_Request_: Return each line of the listing below, unchanged, and omit the images.

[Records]
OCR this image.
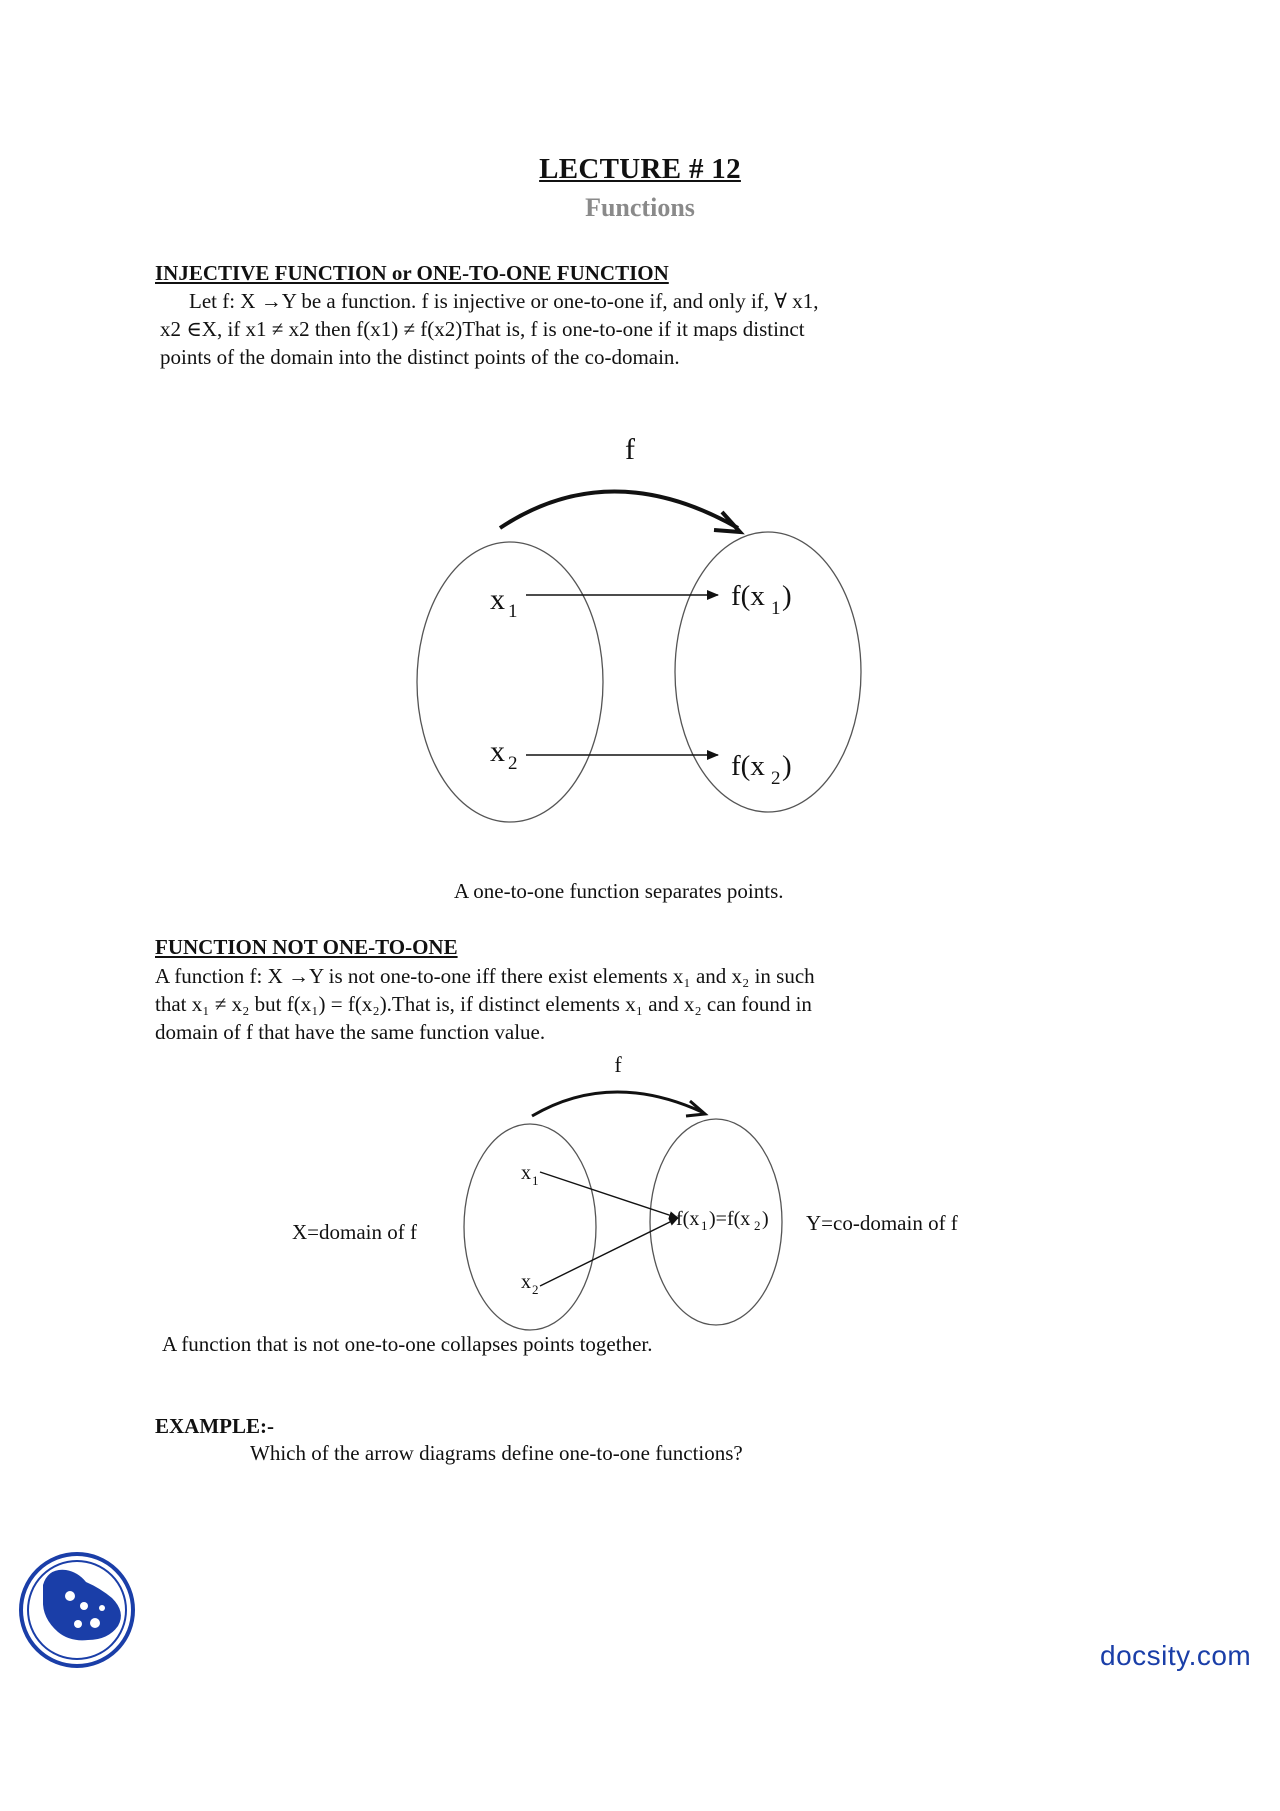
LECTURE # 12
Functions
INJECTIVE FUNCTION or ONE-TO-ONE FUNCTION
Let f: X →Y be a function. f is injective or one-to-one if, and only if, ∀ x1,
x2 ∈X, if x1 ≠ x2 then f(x1) ≠ f(x2)That is, f is one-to-one if it maps distinct
points of the domain into the distinct points of the co-domain.
f
x 1	f(x 1 )
x 2	f(x 2 )
f
x 1
x 2
f(x 1 )=f(x 2 )
X=domain of f	Y=co-domain of f
A one-to-one function separates points.
FUNCTION NOT ONE-TO-ONE
A function f: X →Y is not one-to-one iff there exist elements x₁ and x₂ in such
that x₁ ≠ x₂ but f(x₁) = f(x₂).That is, if distinct elements x₁ and x₂ can found in
domain of f that have the same function value.
A function that is not one-to-one collapses points together.
EXAMPLE:-
Which of the arrow diagrams define one-to-one functions?
docsity.com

_Complete output_:
OCR this image.
LECTURE # 12
Functions
INJECTIVE FUNCTION or ONE-TO-ONE FUNCTION
Let f: X →Y be a function. f is injective or one-to-one if, and only if, ∀ x1,
x2 ∈X, if x1 ≠ x2 then f(x1) ≠ f(x2)That is, f is one-to-one if it maps distinct
points of the domain into the distinct points of the co-domain.
f
x 1	f(x 1 )
x 2	f(x 2 )
f
x 1
x 2
f(x 1 )=f(x 2 )
X=domain of f	Y=co-domain of f
A one-to-one function separates points.
FUNCTION NOT ONE-TO-ONE
A function f: X →Y is not one-to-one iff there exist elements x₁ and x₂ in such
that x₁ ≠ x₂ but f(x₁) = f(x₂).That is, if distinct elements x₁ and x₂ can found in
domain of f that have the same function value.
A function that is not one-to-one collapses points together.
EXAMPLE:-
Which of the arrow diagrams define one-to-one functions?
docsity.com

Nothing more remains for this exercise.